**Problem details:**
Go through the entries below and pick out every line with "WAŻNYCH".
--- start of Input for this task ---
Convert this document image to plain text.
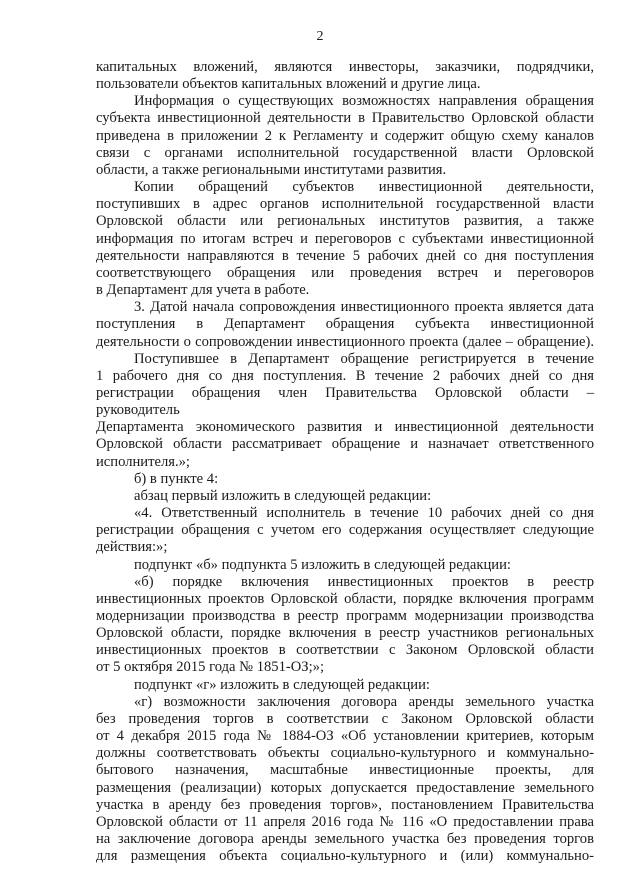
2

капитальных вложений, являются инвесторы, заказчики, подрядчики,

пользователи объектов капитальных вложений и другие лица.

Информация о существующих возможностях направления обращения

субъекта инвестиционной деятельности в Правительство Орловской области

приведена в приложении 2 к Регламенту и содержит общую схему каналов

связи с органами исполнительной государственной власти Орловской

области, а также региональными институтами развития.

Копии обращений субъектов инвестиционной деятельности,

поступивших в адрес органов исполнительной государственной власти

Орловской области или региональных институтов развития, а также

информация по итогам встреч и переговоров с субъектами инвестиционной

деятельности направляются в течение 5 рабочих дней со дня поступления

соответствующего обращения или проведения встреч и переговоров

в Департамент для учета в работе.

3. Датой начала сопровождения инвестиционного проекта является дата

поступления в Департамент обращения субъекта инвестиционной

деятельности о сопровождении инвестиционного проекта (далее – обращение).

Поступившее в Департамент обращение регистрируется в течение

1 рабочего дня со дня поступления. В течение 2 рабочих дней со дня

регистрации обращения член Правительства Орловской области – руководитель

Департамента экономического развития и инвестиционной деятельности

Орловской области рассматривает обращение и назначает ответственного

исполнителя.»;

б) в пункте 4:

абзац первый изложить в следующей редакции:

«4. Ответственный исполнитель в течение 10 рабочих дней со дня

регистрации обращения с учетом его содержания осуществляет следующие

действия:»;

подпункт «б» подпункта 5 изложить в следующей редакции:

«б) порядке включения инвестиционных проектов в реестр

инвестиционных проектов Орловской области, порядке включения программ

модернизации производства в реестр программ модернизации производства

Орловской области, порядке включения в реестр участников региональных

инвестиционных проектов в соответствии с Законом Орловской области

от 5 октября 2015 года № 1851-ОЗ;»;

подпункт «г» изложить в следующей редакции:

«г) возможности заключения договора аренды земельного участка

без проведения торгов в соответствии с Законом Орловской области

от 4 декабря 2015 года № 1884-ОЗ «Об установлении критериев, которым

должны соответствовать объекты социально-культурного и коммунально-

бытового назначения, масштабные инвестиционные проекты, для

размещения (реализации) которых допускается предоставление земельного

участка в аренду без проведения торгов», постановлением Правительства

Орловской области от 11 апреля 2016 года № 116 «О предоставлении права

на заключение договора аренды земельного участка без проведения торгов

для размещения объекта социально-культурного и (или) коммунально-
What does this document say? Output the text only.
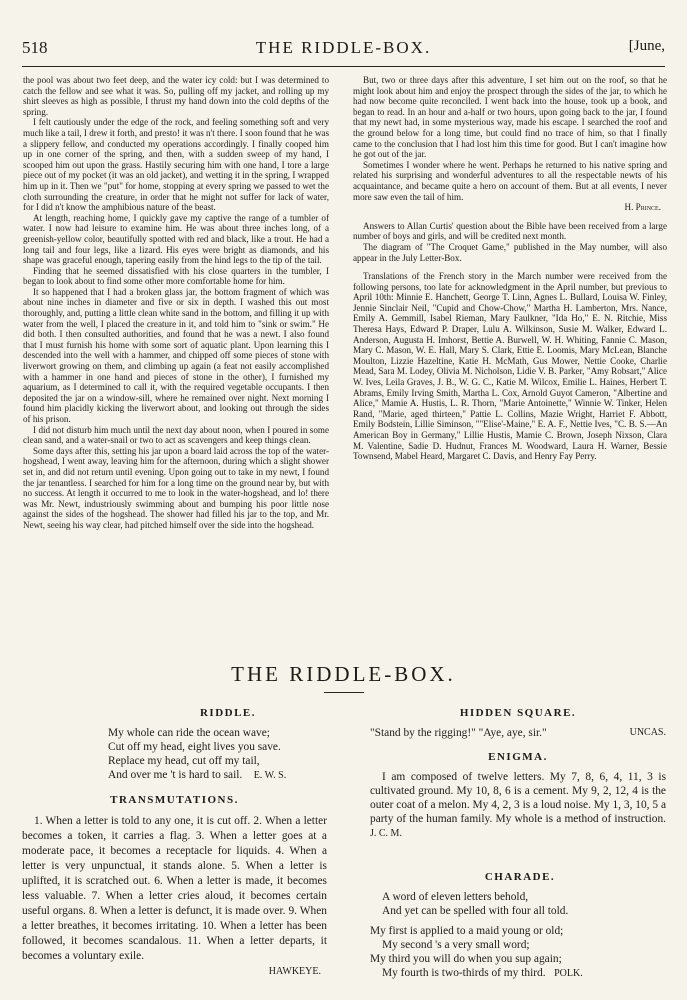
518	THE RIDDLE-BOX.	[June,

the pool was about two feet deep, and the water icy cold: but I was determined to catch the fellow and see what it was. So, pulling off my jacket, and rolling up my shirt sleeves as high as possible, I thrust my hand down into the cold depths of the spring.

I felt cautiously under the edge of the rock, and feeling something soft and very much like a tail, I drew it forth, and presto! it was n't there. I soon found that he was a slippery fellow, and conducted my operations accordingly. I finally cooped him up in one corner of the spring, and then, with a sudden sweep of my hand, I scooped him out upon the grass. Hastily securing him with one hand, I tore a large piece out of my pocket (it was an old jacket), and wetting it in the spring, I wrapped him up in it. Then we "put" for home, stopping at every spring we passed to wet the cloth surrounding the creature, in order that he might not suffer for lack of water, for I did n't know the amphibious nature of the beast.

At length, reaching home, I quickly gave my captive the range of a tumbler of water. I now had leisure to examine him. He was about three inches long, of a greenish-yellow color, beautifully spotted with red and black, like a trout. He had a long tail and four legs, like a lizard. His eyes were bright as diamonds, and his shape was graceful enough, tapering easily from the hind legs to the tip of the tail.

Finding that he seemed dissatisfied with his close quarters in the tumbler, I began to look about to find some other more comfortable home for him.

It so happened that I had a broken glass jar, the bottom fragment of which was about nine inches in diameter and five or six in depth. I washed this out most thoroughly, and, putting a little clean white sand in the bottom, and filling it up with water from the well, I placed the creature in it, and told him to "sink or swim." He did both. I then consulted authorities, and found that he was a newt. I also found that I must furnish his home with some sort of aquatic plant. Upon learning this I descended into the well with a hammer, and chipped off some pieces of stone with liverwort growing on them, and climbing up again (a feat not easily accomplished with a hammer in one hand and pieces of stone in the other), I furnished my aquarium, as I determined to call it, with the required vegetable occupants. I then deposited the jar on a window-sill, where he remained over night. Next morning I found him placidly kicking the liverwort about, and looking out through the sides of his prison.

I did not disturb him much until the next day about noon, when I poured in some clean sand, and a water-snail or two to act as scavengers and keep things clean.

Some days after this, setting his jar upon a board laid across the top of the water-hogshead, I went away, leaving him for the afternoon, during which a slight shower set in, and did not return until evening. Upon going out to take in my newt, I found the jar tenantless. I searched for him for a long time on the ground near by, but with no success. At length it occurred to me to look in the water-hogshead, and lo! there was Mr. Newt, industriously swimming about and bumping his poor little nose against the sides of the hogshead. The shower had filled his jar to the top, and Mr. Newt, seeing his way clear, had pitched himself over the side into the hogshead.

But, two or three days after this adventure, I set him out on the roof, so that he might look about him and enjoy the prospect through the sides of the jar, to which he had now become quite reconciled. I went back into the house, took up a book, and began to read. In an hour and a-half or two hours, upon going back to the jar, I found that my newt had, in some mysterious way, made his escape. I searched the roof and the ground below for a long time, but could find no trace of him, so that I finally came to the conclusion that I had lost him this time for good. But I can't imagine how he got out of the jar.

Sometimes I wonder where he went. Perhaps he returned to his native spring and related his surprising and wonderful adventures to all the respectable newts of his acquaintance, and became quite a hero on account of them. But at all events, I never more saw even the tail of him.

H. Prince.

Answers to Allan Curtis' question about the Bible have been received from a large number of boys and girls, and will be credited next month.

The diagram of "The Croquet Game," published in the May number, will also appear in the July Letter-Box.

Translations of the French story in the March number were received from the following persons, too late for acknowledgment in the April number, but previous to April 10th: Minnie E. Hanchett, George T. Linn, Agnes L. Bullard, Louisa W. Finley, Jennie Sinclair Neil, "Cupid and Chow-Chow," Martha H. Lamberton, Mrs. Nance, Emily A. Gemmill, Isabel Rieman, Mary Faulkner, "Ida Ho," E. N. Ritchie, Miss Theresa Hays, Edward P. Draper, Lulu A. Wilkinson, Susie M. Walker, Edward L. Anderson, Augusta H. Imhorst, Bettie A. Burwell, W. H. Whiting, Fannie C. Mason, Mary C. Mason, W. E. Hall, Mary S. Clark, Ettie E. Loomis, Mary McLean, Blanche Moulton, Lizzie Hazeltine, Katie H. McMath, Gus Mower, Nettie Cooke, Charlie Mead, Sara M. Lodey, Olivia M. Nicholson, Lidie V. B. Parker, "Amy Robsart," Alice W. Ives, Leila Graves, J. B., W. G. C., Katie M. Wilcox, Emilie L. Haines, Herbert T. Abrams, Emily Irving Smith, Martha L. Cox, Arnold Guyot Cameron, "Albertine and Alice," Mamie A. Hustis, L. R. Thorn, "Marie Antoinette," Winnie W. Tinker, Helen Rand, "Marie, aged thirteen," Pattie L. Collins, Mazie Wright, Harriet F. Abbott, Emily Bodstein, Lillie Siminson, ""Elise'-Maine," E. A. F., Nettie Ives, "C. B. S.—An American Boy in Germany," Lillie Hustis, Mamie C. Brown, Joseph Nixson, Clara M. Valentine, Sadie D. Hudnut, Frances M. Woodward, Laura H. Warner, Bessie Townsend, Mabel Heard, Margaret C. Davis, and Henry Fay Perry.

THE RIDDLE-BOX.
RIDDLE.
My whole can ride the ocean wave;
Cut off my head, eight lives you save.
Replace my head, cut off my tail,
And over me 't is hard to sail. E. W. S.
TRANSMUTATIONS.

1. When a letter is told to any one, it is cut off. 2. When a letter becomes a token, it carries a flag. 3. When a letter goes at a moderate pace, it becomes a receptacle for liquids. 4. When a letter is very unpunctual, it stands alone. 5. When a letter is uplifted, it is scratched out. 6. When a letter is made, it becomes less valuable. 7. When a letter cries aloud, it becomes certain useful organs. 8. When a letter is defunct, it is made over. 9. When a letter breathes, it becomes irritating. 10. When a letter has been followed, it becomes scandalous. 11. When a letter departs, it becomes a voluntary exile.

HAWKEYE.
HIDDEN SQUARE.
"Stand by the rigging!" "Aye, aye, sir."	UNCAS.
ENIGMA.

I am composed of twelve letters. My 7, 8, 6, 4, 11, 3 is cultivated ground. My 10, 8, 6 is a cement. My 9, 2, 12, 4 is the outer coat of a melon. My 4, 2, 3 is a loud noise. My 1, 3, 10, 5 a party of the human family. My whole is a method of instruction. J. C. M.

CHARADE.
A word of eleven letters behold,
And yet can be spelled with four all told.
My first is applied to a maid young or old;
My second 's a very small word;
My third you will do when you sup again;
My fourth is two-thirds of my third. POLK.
--- end of Input for this task ---
--- start of Input for this task ---
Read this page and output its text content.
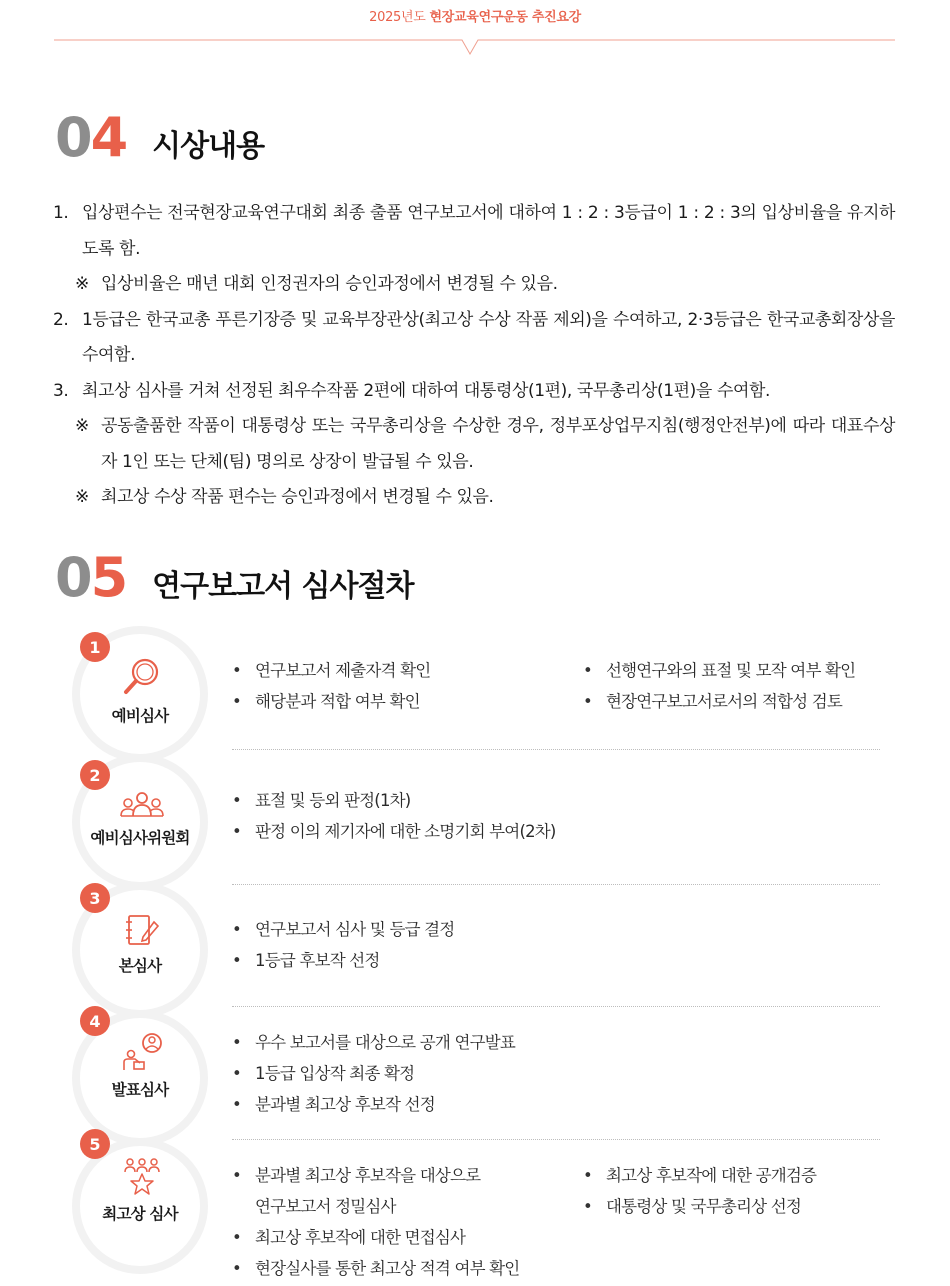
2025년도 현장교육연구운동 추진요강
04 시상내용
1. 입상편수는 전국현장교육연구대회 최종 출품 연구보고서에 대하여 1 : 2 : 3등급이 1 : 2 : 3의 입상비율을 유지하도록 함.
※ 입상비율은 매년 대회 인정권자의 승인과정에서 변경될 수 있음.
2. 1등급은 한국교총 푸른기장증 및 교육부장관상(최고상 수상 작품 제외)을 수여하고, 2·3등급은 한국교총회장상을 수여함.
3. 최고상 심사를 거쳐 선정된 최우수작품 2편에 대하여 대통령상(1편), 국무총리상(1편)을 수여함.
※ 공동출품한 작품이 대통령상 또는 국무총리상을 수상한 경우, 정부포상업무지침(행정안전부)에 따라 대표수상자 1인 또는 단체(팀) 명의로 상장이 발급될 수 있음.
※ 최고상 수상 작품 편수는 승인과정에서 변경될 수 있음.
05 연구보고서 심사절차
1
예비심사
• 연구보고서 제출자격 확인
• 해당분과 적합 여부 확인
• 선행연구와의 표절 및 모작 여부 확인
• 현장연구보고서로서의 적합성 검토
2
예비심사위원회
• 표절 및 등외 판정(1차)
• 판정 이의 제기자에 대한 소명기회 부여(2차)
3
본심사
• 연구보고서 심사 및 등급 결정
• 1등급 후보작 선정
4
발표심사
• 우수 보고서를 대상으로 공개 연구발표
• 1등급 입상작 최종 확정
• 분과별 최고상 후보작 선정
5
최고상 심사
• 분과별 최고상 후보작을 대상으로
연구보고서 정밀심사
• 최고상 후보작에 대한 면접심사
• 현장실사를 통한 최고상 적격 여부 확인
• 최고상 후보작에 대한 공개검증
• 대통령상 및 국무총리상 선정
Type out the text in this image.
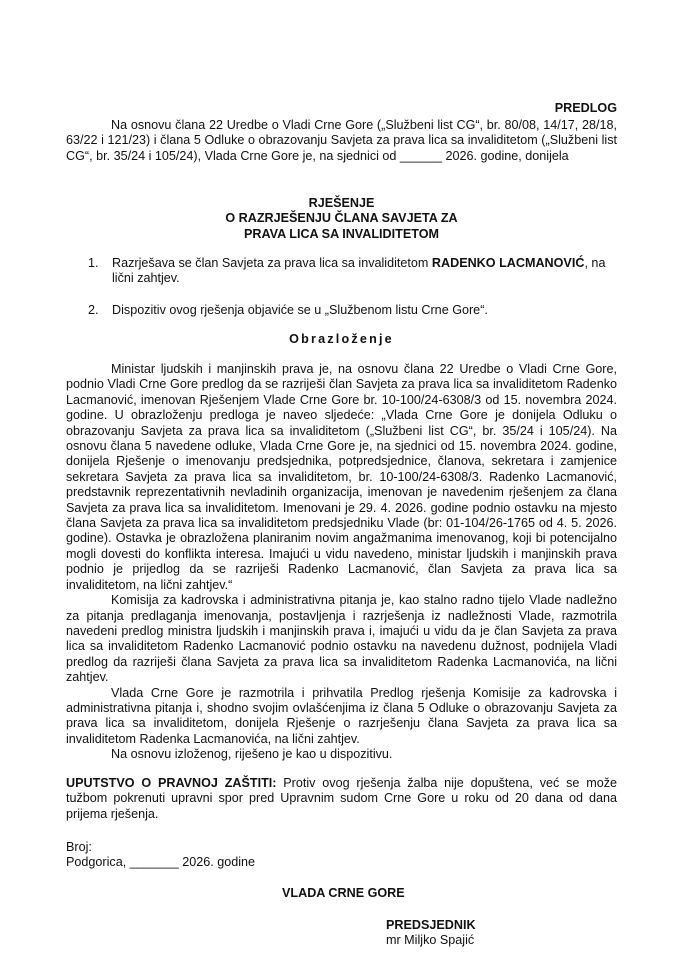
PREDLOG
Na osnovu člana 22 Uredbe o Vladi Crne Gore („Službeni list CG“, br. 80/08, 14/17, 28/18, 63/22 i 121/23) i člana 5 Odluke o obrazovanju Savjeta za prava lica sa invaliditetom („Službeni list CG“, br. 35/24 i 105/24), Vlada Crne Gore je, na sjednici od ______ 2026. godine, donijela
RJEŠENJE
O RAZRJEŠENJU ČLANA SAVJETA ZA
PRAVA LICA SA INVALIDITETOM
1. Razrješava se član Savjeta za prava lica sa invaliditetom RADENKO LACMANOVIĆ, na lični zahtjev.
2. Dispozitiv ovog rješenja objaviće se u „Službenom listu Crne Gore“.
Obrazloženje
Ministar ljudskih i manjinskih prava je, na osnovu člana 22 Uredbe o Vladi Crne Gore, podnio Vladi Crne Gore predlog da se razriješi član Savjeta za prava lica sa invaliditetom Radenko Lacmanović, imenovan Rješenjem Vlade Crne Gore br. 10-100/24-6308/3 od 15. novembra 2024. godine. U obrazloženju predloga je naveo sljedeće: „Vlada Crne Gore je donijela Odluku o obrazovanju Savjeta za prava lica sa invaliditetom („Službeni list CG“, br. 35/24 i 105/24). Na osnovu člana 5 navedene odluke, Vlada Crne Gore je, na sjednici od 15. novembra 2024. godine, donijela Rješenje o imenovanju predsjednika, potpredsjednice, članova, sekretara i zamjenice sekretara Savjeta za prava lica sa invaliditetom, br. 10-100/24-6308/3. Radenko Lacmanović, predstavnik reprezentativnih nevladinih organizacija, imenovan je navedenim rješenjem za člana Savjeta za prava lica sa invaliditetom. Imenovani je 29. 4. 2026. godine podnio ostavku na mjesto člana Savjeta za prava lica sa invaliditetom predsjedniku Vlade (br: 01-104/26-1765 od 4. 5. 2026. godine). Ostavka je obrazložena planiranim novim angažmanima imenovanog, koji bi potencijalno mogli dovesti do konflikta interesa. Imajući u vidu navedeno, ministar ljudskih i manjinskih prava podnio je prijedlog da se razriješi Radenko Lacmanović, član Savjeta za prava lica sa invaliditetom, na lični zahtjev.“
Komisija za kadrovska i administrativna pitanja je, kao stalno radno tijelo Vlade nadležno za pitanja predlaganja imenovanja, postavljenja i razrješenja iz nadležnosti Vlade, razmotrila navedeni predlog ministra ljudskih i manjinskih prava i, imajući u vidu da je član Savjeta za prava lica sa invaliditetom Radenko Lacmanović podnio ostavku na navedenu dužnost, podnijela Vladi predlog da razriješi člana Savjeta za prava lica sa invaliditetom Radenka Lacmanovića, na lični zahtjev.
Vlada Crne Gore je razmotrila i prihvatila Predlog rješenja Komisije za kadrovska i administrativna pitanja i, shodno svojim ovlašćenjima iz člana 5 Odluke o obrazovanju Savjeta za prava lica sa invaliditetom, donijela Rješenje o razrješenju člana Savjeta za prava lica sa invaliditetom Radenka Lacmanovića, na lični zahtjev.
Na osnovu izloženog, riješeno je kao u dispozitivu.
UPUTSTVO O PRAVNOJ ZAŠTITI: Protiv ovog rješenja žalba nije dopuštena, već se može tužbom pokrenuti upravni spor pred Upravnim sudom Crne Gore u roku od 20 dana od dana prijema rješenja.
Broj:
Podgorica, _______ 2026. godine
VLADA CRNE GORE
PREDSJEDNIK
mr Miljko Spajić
--- end of Input for this task ---
--- start of Input for this task ---
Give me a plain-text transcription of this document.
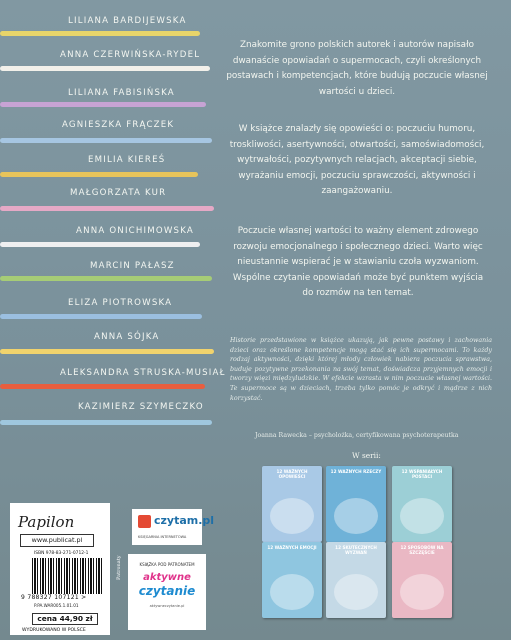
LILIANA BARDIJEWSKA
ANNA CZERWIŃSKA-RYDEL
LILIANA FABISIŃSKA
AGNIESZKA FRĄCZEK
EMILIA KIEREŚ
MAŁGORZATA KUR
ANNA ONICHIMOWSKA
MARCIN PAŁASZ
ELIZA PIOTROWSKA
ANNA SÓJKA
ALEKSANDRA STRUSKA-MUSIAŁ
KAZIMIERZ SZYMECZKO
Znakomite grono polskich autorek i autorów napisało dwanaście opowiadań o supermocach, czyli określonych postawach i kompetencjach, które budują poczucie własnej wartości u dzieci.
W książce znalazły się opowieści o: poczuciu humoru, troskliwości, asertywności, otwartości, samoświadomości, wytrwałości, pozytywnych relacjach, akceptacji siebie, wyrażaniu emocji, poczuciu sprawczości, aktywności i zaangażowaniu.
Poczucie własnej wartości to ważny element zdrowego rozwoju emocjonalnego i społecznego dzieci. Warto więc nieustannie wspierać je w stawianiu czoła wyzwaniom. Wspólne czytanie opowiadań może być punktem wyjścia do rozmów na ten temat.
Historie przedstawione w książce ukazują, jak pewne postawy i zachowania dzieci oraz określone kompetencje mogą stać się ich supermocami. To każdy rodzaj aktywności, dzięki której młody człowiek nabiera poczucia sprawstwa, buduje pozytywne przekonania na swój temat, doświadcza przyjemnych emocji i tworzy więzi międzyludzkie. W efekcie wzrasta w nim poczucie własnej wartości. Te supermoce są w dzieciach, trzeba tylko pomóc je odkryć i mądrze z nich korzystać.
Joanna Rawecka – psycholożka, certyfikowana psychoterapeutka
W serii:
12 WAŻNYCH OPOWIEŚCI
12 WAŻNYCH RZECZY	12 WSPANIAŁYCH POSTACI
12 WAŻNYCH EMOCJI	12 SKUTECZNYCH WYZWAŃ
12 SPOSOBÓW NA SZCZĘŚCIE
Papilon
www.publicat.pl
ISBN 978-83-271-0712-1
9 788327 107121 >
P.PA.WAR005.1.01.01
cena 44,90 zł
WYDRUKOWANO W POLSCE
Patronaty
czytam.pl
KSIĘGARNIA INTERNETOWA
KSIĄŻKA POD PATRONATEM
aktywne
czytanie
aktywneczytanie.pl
--- end of Input for this task ---
**In response:**
12 WAŻNYCH OPOWIEŚCI
12 WAŻNYCH RZECZY	12 WSPANIAŁYCH POSTACI
12 WAŻNYCH EMOCJI	12 SKUTECZNYCH WYZWAŃ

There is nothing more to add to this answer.